**Material for this task**
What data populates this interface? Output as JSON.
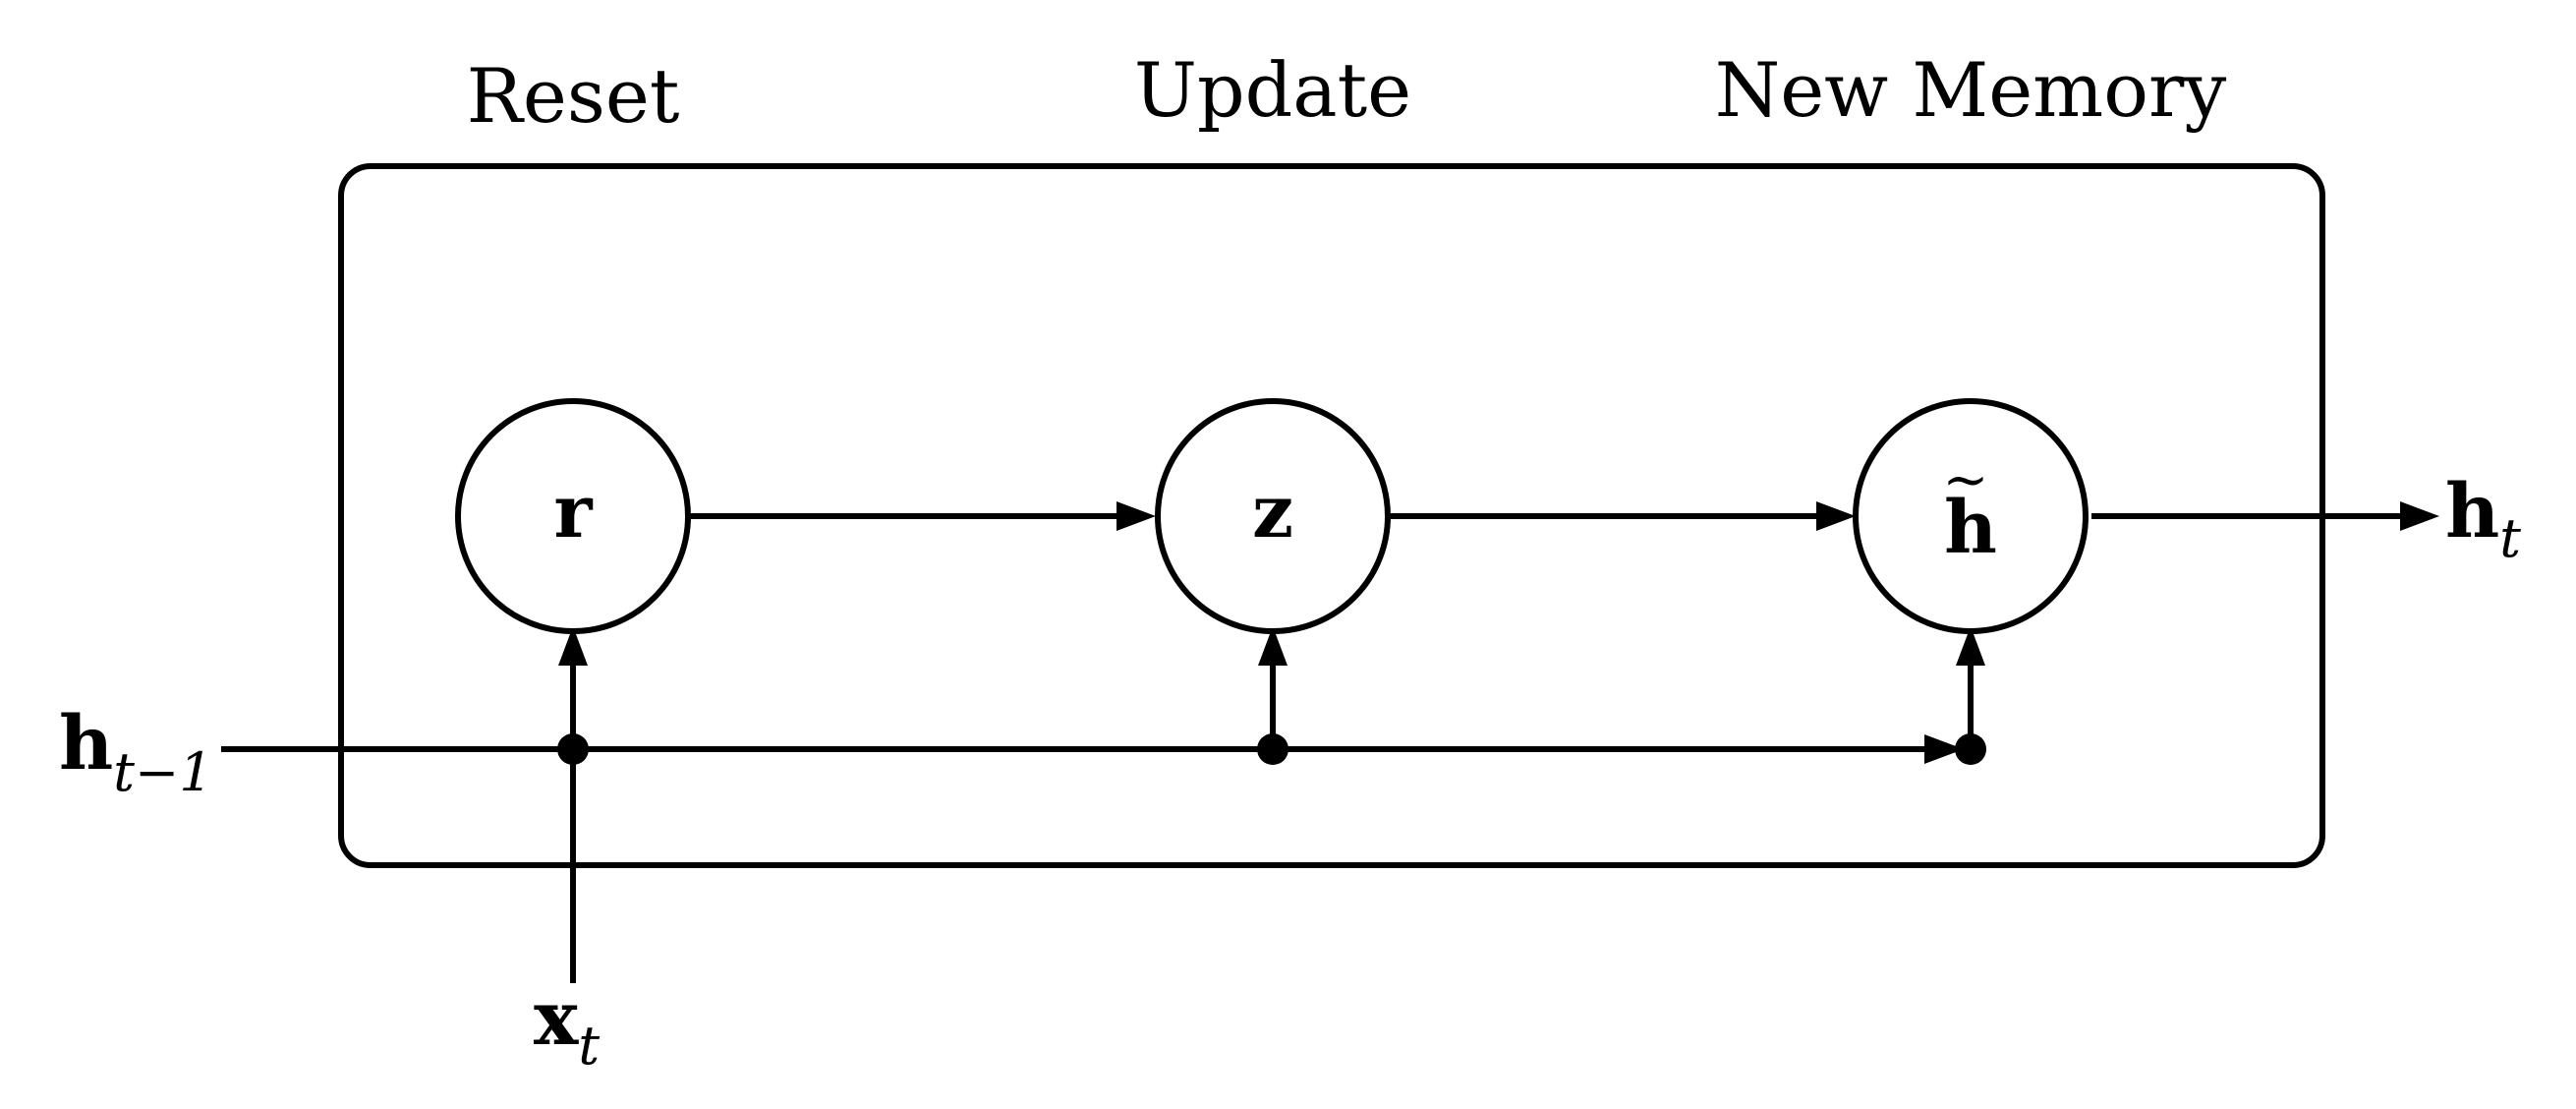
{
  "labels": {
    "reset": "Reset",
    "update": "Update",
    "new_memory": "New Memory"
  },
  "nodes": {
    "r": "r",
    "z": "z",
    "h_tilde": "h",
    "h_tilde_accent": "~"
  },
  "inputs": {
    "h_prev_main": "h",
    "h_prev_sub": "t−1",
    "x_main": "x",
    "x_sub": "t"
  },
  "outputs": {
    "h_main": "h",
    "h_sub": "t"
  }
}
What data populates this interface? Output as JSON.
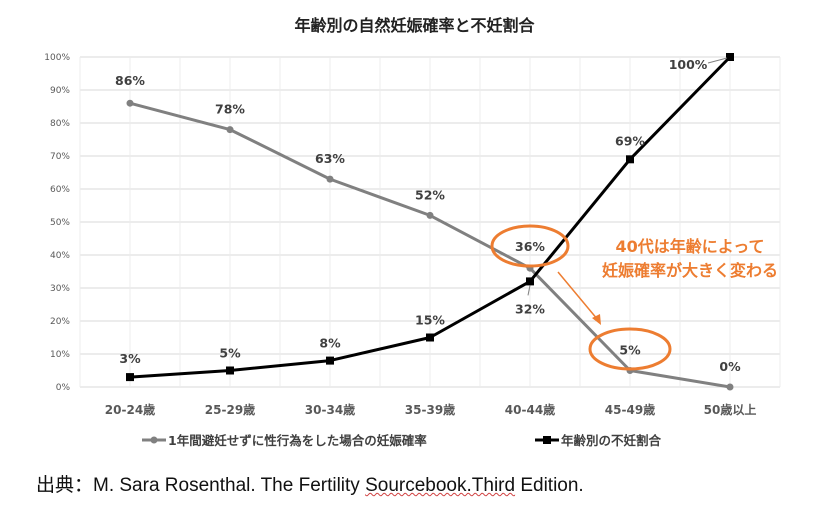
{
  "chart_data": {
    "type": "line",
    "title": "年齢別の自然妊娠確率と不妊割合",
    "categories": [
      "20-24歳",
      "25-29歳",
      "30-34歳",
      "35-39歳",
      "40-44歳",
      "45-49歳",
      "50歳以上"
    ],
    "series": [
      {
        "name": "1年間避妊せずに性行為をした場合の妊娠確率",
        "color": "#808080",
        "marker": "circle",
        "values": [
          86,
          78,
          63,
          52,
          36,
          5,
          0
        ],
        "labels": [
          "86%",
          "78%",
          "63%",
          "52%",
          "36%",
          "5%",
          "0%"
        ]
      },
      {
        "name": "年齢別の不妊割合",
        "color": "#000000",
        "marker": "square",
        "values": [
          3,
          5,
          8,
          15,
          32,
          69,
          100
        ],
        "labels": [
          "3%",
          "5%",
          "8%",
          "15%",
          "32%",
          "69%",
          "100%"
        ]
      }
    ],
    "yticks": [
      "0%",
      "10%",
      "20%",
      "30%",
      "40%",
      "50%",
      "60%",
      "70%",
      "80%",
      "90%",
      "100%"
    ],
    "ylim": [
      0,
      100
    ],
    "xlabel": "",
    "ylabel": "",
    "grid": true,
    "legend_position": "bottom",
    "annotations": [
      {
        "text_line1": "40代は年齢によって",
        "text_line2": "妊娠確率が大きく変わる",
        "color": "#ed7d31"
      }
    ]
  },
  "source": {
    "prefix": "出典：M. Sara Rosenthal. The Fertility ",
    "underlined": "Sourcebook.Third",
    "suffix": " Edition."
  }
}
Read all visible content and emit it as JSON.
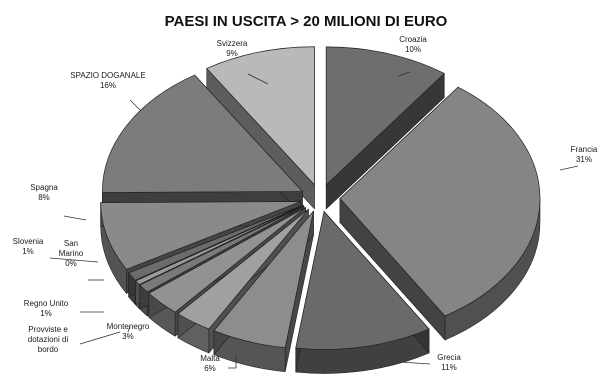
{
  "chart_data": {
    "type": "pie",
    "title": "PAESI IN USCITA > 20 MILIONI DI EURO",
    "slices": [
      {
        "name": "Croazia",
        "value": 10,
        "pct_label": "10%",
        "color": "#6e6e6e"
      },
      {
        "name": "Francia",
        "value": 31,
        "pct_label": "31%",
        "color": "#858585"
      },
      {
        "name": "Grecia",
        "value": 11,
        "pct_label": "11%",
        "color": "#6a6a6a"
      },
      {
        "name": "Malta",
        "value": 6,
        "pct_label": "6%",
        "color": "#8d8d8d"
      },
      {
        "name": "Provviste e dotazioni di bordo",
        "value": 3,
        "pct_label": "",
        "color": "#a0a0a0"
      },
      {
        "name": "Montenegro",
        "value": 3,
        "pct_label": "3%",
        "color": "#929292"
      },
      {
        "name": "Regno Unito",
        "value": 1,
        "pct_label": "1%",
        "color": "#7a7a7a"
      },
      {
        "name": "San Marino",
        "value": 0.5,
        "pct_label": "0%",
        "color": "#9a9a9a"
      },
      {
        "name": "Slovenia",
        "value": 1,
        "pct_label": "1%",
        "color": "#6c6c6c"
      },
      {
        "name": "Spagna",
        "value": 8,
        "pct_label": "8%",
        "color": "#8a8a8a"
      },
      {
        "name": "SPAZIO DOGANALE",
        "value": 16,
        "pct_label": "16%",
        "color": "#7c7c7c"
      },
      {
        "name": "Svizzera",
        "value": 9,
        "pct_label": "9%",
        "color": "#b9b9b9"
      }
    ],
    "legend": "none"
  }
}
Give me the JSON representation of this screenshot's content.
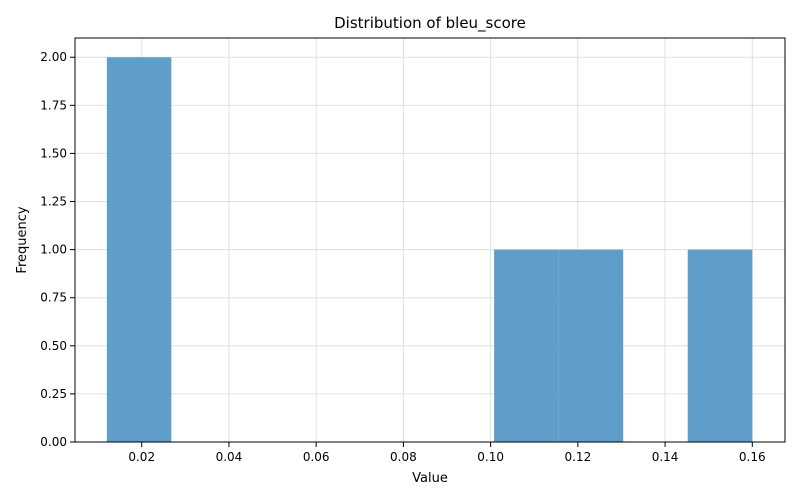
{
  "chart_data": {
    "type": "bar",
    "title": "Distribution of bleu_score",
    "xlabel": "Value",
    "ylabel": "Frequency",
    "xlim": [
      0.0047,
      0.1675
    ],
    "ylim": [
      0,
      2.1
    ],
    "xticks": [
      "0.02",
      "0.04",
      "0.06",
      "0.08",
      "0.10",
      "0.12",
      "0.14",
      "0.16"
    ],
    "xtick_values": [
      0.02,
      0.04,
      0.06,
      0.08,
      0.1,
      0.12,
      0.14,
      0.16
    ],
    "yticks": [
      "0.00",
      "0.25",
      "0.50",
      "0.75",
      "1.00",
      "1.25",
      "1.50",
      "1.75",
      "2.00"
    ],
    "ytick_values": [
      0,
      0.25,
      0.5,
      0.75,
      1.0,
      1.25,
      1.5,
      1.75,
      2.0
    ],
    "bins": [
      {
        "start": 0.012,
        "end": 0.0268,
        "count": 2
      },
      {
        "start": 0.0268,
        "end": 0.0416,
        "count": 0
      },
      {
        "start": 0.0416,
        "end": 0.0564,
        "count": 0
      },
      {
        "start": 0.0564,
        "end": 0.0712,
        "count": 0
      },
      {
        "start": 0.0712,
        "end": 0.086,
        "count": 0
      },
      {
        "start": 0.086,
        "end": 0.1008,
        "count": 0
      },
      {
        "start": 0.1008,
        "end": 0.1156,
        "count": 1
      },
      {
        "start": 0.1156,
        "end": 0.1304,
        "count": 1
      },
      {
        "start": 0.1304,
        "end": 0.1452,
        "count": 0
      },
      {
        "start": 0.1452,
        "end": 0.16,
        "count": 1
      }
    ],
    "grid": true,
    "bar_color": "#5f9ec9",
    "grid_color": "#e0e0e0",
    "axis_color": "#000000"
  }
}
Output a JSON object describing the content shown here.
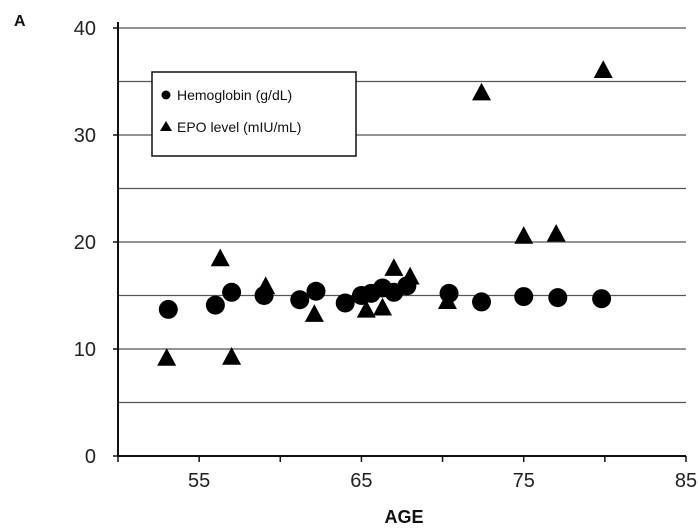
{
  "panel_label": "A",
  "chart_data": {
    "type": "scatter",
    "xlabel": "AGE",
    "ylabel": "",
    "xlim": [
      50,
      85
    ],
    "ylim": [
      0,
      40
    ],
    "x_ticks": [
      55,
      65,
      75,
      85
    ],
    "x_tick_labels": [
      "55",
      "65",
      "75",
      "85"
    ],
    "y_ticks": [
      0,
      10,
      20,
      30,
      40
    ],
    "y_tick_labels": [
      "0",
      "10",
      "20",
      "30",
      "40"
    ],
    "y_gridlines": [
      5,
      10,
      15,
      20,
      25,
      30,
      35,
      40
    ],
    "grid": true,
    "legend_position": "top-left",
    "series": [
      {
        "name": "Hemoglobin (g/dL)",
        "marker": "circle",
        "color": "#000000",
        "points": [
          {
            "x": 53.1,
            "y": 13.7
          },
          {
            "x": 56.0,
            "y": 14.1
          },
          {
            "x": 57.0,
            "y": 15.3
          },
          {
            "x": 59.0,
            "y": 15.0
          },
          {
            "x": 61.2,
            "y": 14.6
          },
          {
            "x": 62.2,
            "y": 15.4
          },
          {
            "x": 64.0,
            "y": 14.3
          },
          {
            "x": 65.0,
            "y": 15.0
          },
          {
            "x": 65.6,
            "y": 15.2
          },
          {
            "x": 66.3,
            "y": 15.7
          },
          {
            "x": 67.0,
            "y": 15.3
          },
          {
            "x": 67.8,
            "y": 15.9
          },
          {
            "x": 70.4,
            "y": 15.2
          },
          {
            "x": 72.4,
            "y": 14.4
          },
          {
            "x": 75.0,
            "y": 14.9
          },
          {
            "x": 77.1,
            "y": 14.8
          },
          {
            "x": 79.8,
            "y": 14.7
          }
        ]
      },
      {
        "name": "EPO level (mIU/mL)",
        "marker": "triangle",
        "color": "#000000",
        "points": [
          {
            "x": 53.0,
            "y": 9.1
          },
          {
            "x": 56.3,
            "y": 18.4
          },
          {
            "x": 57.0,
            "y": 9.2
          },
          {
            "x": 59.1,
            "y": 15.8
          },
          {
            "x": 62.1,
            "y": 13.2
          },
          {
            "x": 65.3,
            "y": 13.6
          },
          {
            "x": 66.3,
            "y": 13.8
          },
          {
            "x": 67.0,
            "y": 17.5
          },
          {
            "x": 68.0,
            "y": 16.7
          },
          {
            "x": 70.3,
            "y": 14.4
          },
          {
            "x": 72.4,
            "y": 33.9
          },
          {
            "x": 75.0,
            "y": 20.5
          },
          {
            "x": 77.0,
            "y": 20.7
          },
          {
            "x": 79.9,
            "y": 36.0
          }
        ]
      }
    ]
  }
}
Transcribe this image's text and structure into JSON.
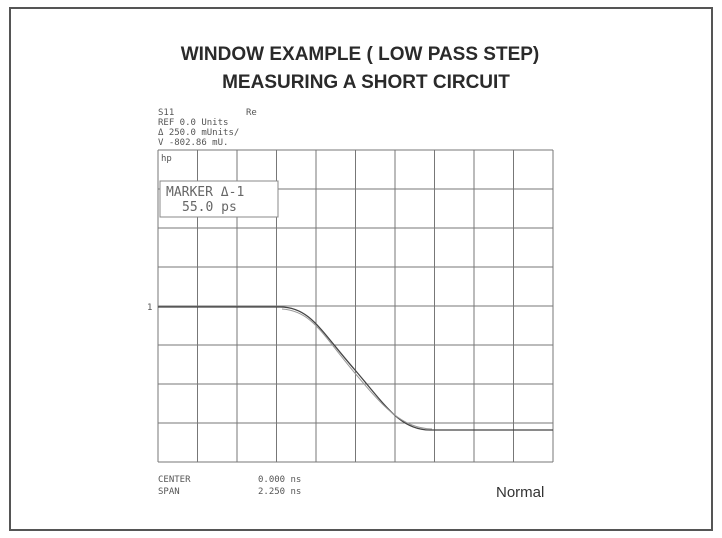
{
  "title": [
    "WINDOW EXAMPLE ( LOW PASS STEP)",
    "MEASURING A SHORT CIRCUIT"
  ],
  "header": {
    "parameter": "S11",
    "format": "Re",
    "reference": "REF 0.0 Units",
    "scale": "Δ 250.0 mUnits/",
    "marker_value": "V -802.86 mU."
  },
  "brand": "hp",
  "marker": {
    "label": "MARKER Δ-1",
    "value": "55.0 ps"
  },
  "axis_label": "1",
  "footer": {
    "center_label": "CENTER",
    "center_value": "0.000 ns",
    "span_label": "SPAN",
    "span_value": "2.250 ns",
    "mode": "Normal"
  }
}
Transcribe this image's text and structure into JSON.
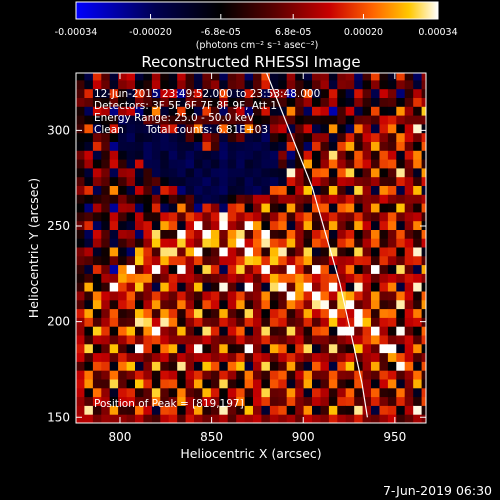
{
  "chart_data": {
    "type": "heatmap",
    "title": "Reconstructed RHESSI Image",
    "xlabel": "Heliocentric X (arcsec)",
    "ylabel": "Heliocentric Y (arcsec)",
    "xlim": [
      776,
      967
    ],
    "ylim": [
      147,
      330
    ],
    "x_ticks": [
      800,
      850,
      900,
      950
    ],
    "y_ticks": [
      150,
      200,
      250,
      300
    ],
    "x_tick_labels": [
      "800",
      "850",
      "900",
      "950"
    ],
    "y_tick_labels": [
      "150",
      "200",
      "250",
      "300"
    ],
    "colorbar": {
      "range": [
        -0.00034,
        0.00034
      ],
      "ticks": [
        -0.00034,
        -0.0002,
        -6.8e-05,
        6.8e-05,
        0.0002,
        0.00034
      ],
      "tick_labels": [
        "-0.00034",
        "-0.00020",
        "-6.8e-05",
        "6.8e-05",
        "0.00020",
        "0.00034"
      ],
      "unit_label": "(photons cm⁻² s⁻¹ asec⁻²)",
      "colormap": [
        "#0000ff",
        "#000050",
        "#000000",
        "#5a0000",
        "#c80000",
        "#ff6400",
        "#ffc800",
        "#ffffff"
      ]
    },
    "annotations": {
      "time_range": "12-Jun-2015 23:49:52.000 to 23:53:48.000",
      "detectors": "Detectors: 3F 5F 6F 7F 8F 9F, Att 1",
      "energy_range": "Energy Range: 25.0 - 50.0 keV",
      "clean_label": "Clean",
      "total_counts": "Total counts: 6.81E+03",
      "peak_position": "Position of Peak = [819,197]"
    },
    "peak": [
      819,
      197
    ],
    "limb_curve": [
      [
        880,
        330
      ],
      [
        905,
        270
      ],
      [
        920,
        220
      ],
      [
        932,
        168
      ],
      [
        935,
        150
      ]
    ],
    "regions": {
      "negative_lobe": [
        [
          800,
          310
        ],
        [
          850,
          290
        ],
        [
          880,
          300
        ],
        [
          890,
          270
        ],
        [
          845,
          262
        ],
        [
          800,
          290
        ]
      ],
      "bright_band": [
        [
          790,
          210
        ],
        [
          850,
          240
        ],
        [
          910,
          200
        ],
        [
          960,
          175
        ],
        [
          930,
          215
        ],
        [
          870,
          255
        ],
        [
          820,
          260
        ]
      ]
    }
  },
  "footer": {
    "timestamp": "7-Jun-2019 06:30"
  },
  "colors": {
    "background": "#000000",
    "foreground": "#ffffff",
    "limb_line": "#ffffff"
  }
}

**Short problem**
Copy out all lines where the word "ffffff" appears.

**The completed task**
        "#ffffff"
    "foreground": "#ffffff",
    "limb_line": "#ffffff"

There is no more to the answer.